§ EXERCISE GOAL: Copy out everything in the records from the line containing "link-icon[interactable] bbox=[50, 22, 72, 42]" down to the line containing "clipboard-icon bbox=[204, 718, 228, 746]", substituting "gauge-caption" for "gauge-label" and changing nothing else.

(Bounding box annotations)
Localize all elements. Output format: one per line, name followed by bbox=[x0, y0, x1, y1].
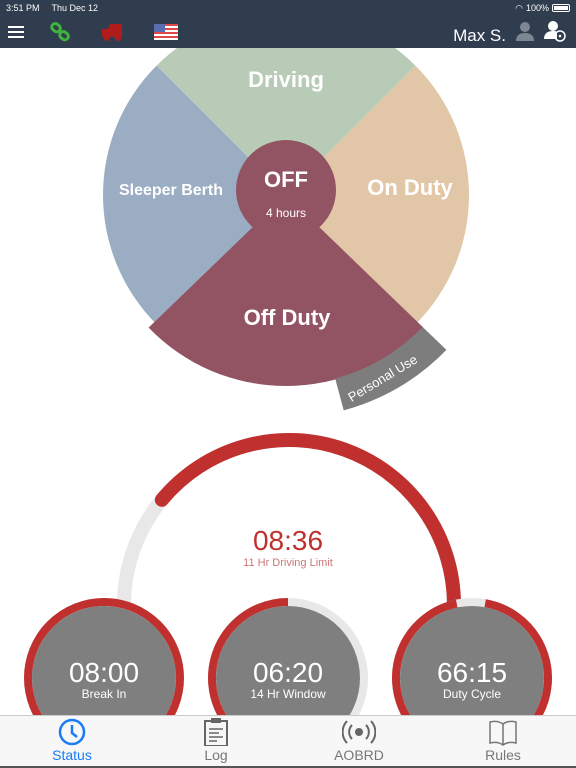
link-icon[interactable] bbox=[50, 22, 72, 42]
gauge-value: 66:15 bbox=[437, 657, 507, 688]
battery-icon bbox=[552, 4, 570, 12]
label-sleeper-berth: Sleeper Berth bbox=[119, 182, 223, 199]
tab-label: AOBRD bbox=[334, 747, 384, 763]
gauge-label: 14 Hr Window bbox=[250, 687, 326, 701]
label-driving: Driving bbox=[248, 67, 324, 92]
clipboard-icon bbox=[204, 718, 228, 746]
book-icon bbox=[489, 720, 517, 746]
us-flag-icon[interactable] bbox=[154, 24, 178, 40]
tab-status[interactable]: Status bbox=[27, 718, 117, 763]
gauge-label: Duty Cycle bbox=[443, 687, 501, 701]
status-date: Thu Dec 12 bbox=[51, 3, 99, 13]
truck-icon[interactable] bbox=[102, 24, 124, 41]
driving-limit-label: 11 Hr Driving Limit bbox=[243, 557, 333, 569]
tab-log[interactable]: Log bbox=[171, 718, 261, 763]
gauge-label: Break In bbox=[82, 687, 127, 701]
label-on-duty: On Duty bbox=[367, 175, 453, 200]
gauge-value: 08:00 bbox=[69, 657, 139, 688]
user-icon[interactable] bbox=[515, 21, 535, 41]
tab-rules[interactable]: Rules bbox=[458, 718, 548, 763]
menu-icon[interactable] bbox=[8, 26, 24, 39]
status-view: Driving On Duty Off Duty Sleeper Berth O… bbox=[24, 48, 552, 715]
wifi-icon: ◠ bbox=[515, 2, 523, 13]
tab-label: Status bbox=[52, 747, 92, 763]
center-duration: 4 hours bbox=[266, 206, 306, 220]
status-bar: 3:51 PM Thu Dec 12 ◠ 100% bbox=[0, 0, 576, 16]
user-name[interactable]: Max S. bbox=[453, 26, 506, 46]
duty-wheel: Driving On Duty Off Duty Sleeper Berth O… bbox=[103, 48, 469, 411]
broadcast-icon bbox=[342, 720, 376, 744]
battery-text: 100% bbox=[525, 3, 549, 13]
status-time: 3:51 PM bbox=[6, 3, 40, 13]
main-gauge-track bbox=[117, 433, 461, 606]
label-off-duty: Off Duty bbox=[244, 305, 332, 330]
driving-limit-value: 08:36 bbox=[253, 525, 323, 556]
tab-bar: Status Log AOBRD Rules bbox=[0, 715, 576, 768]
clock-icon bbox=[58, 718, 86, 746]
main-gauge-progress bbox=[154, 433, 461, 612]
driving-limit-gauge: 08:36 11 Hr Driving Limit bbox=[117, 433, 461, 612]
tab-label: Rules bbox=[485, 747, 521, 763]
tab-label: Log bbox=[204, 747, 228, 763]
driver-user-icon[interactable] bbox=[544, 20, 566, 42]
center-status: OFF bbox=[264, 167, 308, 192]
gauge-value: 06:20 bbox=[253, 657, 323, 688]
tab-aobrd[interactable]: AOBRD bbox=[314, 718, 404, 763]
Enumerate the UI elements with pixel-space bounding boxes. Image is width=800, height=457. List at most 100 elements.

§ OUTPUT FOR THIS EXERCISE:
link-icon[interactable] bbox=[50, 22, 72, 42]
gauge-value: 66:15 bbox=[437, 657, 507, 688]
battery-icon bbox=[552, 4, 570, 12]
label-sleeper-berth: Sleeper Berth bbox=[119, 182, 223, 199]
tab-label: AOBRD bbox=[334, 747, 384, 763]
gauge-caption: 14 Hr Window bbox=[250, 687, 326, 701]
label-driving: Driving bbox=[248, 67, 324, 92]
clipboard-icon bbox=[204, 718, 228, 746]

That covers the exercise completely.